RECORDS FOR THIS TASK -
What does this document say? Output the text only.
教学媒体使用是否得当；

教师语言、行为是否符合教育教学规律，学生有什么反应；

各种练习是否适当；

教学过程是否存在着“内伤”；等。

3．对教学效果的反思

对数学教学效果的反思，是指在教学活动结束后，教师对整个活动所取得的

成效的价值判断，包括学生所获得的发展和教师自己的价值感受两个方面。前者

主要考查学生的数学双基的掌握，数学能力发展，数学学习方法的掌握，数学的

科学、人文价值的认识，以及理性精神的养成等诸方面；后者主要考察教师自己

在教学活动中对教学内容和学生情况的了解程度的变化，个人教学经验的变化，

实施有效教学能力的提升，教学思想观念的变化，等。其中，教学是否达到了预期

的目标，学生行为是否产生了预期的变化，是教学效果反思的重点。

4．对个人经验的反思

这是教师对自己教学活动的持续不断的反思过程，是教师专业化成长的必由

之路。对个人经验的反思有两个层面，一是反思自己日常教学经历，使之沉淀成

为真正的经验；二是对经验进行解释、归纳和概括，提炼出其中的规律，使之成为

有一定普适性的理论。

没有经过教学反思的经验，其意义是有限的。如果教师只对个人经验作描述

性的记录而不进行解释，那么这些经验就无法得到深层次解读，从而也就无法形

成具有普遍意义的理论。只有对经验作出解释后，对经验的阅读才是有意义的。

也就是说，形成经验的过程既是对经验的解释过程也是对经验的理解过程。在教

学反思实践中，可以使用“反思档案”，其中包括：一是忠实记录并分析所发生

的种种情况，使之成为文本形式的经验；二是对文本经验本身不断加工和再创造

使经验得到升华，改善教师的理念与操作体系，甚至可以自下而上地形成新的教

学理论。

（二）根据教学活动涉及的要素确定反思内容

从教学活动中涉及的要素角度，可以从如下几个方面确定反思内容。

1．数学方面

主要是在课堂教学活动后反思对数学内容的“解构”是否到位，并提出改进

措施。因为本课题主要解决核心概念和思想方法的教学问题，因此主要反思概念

PROBLEM DESCRIPTION -
Reproduce the material verbatim, line by line.

SOLUTION TO THIS EXERCISE -
What does this document say? Output the text only.
教学媒体使用是否得当；

教师语言、行为是否符合教育教学规律，学生有什么反应；

各种练习是否适当；

教学过程是否存在着“内伤”；等。

3．对教学效果的反思

对数学教学效果的反思，是指在教学活动结束后，教师对整个活动所取得的

成效的价值判断，包括学生所获得的发展和教师自己的价值感受两个方面。前者

主要考查学生的数学双基的掌握，数学能力发展，数学学习方法的掌握，数学的

科学、人文价值的认识，以及理性精神的养成等诸方面；后者主要考察教师自己

在教学活动中对教学内容和学生情况的了解程度的变化，个人教学经验的变化，

实施有效教学能力的提升，教学思想观念的变化，等。其中，教学是否达到了预期

的目标，学生行为是否产生了预期的变化，是教学效果反思的重点。

4．对个人经验的反思

这是教师对自己教学活动的持续不断的反思过程，是教师专业化成长的必由

之路。对个人经验的反思有两个层面，一是反思自己日常教学经历，使之沉淀成

为真正的经验；二是对经验进行解释、归纳和概括，提炼出其中的规律，使之成为

有一定普适性的理论。

没有经过教学反思的经验，其意义是有限的。如果教师只对个人经验作描述

性的记录而不进行解释，那么这些经验就无法得到深层次解读，从而也就无法形

成具有普遍意义的理论。只有对经验作出解释后，对经验的阅读才是有意义的。

也就是说，形成经验的过程既是对经验的解释过程也是对经验的理解过程。在教

学反思实践中，可以使用“反思档案”，其中包括：一是忠实记录并分析所发生

的种种情况，使之成为文本形式的经验；二是对文本经验本身不断加工和再创造

使经验得到升华，改善教师的理念与操作体系，甚至可以自下而上地形成新的教

学理论。

（二）根据教学活动涉及的要素确定反思内容

从教学活动中涉及的要素角度，可以从如下几个方面确定反思内容。

1．数学方面

主要是在课堂教学活动后反思对数学内容的“解构”是否到位，并提出改进

措施。因为本课题主要解决核心概念和思想方法的教学问题，因此主要反思概念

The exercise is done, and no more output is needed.